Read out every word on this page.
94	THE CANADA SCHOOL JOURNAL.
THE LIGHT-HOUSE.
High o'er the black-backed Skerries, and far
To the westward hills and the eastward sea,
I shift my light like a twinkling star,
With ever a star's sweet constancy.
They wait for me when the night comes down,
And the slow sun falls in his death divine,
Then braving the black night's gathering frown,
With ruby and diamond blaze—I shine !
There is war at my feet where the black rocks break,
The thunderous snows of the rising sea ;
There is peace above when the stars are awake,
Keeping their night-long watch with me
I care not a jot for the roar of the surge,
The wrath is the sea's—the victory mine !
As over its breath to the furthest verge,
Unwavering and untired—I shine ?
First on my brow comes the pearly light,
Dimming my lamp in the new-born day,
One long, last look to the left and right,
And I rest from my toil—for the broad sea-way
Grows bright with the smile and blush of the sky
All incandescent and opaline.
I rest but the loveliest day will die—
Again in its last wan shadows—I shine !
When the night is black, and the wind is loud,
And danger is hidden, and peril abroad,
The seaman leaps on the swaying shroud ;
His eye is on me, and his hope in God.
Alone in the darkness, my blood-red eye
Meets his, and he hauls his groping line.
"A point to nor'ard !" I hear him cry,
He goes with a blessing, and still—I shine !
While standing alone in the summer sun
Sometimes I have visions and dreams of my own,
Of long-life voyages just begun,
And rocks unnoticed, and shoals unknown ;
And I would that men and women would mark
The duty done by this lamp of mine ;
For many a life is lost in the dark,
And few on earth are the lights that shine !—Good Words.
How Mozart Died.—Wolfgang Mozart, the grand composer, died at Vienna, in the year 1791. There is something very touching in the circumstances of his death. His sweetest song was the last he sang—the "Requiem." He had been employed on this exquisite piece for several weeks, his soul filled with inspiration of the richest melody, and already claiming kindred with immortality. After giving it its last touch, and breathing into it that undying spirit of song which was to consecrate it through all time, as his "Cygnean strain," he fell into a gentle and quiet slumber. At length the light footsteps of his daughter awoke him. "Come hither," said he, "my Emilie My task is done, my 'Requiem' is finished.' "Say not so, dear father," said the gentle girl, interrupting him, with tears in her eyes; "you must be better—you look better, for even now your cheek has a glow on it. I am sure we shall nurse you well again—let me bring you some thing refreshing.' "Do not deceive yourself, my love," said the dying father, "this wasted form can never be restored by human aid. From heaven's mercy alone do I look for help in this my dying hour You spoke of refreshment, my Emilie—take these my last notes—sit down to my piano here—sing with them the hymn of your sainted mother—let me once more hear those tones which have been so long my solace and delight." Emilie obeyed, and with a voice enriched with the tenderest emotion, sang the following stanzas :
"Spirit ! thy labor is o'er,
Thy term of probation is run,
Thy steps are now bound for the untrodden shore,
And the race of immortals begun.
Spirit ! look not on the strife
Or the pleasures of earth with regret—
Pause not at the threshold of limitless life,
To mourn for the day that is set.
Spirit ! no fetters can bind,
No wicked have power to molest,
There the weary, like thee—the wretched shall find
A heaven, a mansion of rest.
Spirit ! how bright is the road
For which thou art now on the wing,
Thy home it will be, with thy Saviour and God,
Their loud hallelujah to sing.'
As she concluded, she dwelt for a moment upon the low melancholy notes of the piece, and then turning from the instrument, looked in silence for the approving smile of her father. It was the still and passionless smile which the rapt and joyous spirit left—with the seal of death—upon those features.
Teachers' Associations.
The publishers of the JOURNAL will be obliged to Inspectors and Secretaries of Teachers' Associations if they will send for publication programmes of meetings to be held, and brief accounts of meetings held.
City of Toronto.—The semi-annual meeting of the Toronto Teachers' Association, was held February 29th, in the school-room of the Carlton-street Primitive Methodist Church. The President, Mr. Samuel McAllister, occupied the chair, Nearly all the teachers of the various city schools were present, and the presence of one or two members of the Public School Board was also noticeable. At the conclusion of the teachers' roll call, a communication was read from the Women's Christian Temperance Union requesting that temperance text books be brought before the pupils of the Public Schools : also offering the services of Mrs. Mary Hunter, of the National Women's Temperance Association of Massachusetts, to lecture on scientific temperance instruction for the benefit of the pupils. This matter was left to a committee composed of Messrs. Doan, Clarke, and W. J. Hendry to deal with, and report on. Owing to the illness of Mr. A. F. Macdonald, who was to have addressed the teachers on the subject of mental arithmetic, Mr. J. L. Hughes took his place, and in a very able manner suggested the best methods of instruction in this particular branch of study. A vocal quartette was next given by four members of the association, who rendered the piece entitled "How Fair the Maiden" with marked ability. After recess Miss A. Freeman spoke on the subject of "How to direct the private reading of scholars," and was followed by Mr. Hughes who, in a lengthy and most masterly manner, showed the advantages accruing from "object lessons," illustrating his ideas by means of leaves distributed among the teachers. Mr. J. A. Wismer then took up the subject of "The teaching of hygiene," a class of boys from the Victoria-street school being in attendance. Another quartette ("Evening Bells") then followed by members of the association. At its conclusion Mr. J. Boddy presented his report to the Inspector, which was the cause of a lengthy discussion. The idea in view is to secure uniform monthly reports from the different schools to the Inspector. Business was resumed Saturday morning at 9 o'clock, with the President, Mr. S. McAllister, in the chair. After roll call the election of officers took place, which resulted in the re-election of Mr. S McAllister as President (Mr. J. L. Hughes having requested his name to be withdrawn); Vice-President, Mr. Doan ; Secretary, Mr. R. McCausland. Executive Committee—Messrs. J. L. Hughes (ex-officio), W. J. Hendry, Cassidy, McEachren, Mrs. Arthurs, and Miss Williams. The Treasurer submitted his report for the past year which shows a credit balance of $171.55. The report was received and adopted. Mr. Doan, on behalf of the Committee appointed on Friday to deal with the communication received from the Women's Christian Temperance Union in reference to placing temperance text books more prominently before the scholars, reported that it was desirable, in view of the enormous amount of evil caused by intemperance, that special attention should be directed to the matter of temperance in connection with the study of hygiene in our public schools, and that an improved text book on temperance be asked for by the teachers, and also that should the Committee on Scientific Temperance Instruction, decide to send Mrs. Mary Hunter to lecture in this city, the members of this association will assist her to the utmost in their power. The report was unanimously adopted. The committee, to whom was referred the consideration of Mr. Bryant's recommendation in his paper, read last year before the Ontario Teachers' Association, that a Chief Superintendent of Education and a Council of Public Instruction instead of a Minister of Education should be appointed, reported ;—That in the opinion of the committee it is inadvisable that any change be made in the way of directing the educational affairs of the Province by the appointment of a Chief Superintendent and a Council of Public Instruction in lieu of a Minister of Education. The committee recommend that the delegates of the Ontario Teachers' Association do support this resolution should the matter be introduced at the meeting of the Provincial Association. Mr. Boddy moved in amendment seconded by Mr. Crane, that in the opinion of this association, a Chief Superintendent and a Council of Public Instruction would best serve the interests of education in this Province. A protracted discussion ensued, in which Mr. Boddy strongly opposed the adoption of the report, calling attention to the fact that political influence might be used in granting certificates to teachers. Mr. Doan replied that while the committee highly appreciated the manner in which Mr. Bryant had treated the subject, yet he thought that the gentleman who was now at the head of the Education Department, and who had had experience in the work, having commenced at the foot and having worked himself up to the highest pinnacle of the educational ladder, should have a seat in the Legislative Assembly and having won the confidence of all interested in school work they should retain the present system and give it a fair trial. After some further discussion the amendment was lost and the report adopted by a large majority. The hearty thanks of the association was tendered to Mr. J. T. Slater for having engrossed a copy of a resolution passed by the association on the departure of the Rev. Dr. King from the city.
:::::
Stated goal. Retype the entries exactly, including every line.

Exercise solution.
Read out every word on this page.
94	THE CANADA SCHOOL JOURNAL.
THE LIGHT-HOUSE.
High o'er the black-backed Skerries, and far
To the westward hills and the eastward sea,
I shift my light like a twinkling star,
With ever a star's sweet constancy.
They wait for me when the night comes down,
And the slow sun falls in his death divine,
Then braving the black night's gathering frown,
With ruby and diamond blaze—I shine !
There is war at my feet where the black rocks break,
The thunderous snows of the rising sea ;
There is peace above when the stars are awake,
Keeping their night-long watch with me
I care not a jot for the roar of the surge,
The wrath is the sea's—the victory mine !
As over its breath to the furthest verge,
Unwavering and untired—I shine ?
First on my brow comes the pearly light,
Dimming my lamp in the new-born day,
One long, last look to the left and right,
And I rest from my toil—for the broad sea-way
Grows bright with the smile and blush of the sky
All incandescent and opaline.
I rest but the loveliest day will die—
Again in its last wan shadows—I shine !
When the night is black, and the wind is loud,
And danger is hidden, and peril abroad,
The seaman leaps on the swaying shroud ;
His eye is on me, and his hope in God.
Alone in the darkness, my blood-red eye
Meets his, and he hauls his groping line.
"A point to nor'ard !" I hear him cry,
He goes with a blessing, and still—I shine !
While standing alone in the summer sun
Sometimes I have visions and dreams of my own,
Of long-life voyages just begun,
And rocks unnoticed, and shoals unknown ;
And I would that men and women would mark
The duty done by this lamp of mine ;
For many a life is lost in the dark,
And few on earth are the lights that shine !—Good Words.
How Mozart Died.—Wolfgang Mozart, the grand composer, died at Vienna, in the year 1791. There is something very touching in the circumstances of his death. His sweetest song was the last he sang—the "Requiem." He had been employed on this exquisite piece for several weeks, his soul filled with inspiration of the richest melody, and already claiming kindred with immortality. After giving it its last touch, and breathing into it that undying spirit of song which was to consecrate it through all time, as his "Cygnean strain," he fell into a gentle and quiet slumber. At length the light footsteps of his daughter awoke him. "Come hither," said he, "my Emilie My task is done, my 'Requiem' is finished.' "Say not so, dear father," said the gentle girl, interrupting him, with tears in her eyes; "you must be better—you look better, for even now your cheek has a glow on it. I am sure we shall nurse you well again—let me bring you some thing refreshing.' "Do not deceive yourself, my love," said the dying father, "this wasted form can never be restored by human aid. From heaven's mercy alone do I look for help in this my dying hour You spoke of refreshment, my Emilie—take these my last notes—sit down to my piano here—sing with them the hymn of your sainted mother—let me once more hear those tones which have been so long my solace and delight." Emilie obeyed, and with a voice enriched with the tenderest emotion, sang the following stanzas :
"Spirit ! thy labor is o'er,
Thy term of probation is run,
Thy steps are now bound for the untrodden shore,
And the race of immortals begun.
Spirit ! look not on the strife
Or the pleasures of earth with regret—
Pause not at the threshold of limitless life,
To mourn for the day that is set.
Spirit ! no fetters can bind,
No wicked have power to molest,
There the weary, like thee—the wretched shall find
A heaven, a mansion of rest.
Spirit ! how bright is the road
For which thou art now on the wing,
Thy home it will be, with thy Saviour and God,
Their loud hallelujah to sing.'
As she concluded, she dwelt for a moment upon the low melancholy notes of the piece, and then turning from the instrument, looked in silence for the approving smile of her father. It was the still and passionless smile which the rapt and joyous spirit left—with the seal of death—upon those features.
Teachers' Associations.
The publishers of the JOURNAL will be obliged to Inspectors and Secretaries of Teachers' Associations if they will send for publication programmes of meetings to be held, and brief accounts of meetings held.
City of Toronto.—The semi-annual meeting of the Toronto Teachers' Association, was held February 29th, in the school-room of the Carlton-street Primitive Methodist Church. The President, Mr. Samuel McAllister, occupied the chair, Nearly all the teachers of the various city schools were present, and the presence of one or two members of the Public School Board was also noticeable. At the conclusion of the teachers' roll call, a communication was read from the Women's Christian Temperance Union requesting that temperance text books be brought before the pupils of the Public Schools : also offering the services of Mrs. Mary Hunter, of the National Women's Temperance Association of Massachusetts, to lecture on scientific temperance instruction for the benefit of the pupils. This matter was left to a committee composed of Messrs. Doan, Clarke, and W. J. Hendry to deal with, and report on. Owing to the illness of Mr. A. F. Macdonald, who was to have addressed the teachers on the subject of mental arithmetic, Mr. J. L. Hughes took his place, and in a very able manner suggested the best methods of instruction in this particular branch of study. A vocal quartette was next given by four members of the association, who rendered the piece entitled "How Fair the Maiden" with marked ability. After recess Miss A. Freeman spoke on the subject of "How to direct the private reading of scholars," and was followed by Mr. Hughes who, in a lengthy and most masterly manner, showed the advantages accruing from "object lessons," illustrating his ideas by means of leaves distributed among the teachers. Mr. J. A. Wismer then took up the subject of "The teaching of hygiene," a class of boys from the Victoria-street school being in attendance. Another quartette ("Evening Bells") then followed by members of the association. At its conclusion Mr. J. Boddy presented his report to the Inspector, which was the cause of a lengthy discussion. The idea in view is to secure uniform monthly reports from the different schools to the Inspector. Business was resumed Saturday morning at 9 o'clock, with the President, Mr. S. McAllister, in the chair. After roll call the election of officers took place, which resulted in the re-election of Mr. S McAllister as President (Mr. J. L. Hughes having requested his name to be withdrawn); Vice-President, Mr. Doan ; Secretary, Mr. R. McCausland. Executive Committee—Messrs. J. L. Hughes (ex-officio), W. J. Hendry, Cassidy, McEachren, Mrs. Arthurs, and Miss Williams. The Treasurer submitted his report for the past year which shows a credit balance of $171.55. The report was received and adopted. Mr. Doan, on behalf of the Committee appointed on Friday to deal with the communication received from the Women's Christian Temperance Union in reference to placing temperance text books more prominently before the scholars, reported that it was desirable, in view of the enormous amount of evil caused by intemperance, that special attention should be directed to the matter of temperance in connection with the study of hygiene in our public schools, and that an improved text book on temperance be asked for by the teachers, and also that should the Committee on Scientific Temperance Instruction, decide to send Mrs. Mary Hunter to lecture in this city, the members of this association will assist her to the utmost in their power. The report was unanimously adopted. The committee, to whom was referred the consideration of Mr. Bryant's recommendation in his paper, read last year before the Ontario Teachers' Association, that a Chief Superintendent of Education and a Council of Public Instruction instead of a Minister of Education should be appointed, reported ;—That in the opinion of the committee it is inadvisable that any change be made in the way of directing the educational affairs of the Province by the appointment of a Chief Superintendent and a Council of Public Instruction in lieu of a Minister of Education. The committee recommend that the delegates of the Ontario Teachers' Association do support this resolution should the matter be introduced at the meeting of the Provincial Association. Mr. Boddy moved in amendment seconded by Mr. Crane, that in the opinion of this association, a Chief Superintendent and a Council of Public Instruction would best serve the interests of education in this Province. A protracted discussion ensued, in which Mr. Boddy strongly opposed the adoption of the report, calling attention to the fact that political influence might be used in granting certificates to teachers. Mr. Doan replied that while the committee highly appreciated the manner in which Mr. Bryant had treated the subject, yet he thought that the gentleman who was now at the head of the Education Department, and who had had experience in the work, having commenced at the foot and having worked himself up to the highest pinnacle of the educational ladder, should have a seat in the Legislative Assembly and having won the confidence of all interested in school work they should retain the present system and give it a fair trial. After some further discussion the amendment was lost and the report adopted by a large majority. The hearty thanks of the association was tendered to Mr. J. T. Slater for having engrossed a copy of a resolution passed by the association on the departure of the Rev. Dr. King from the city.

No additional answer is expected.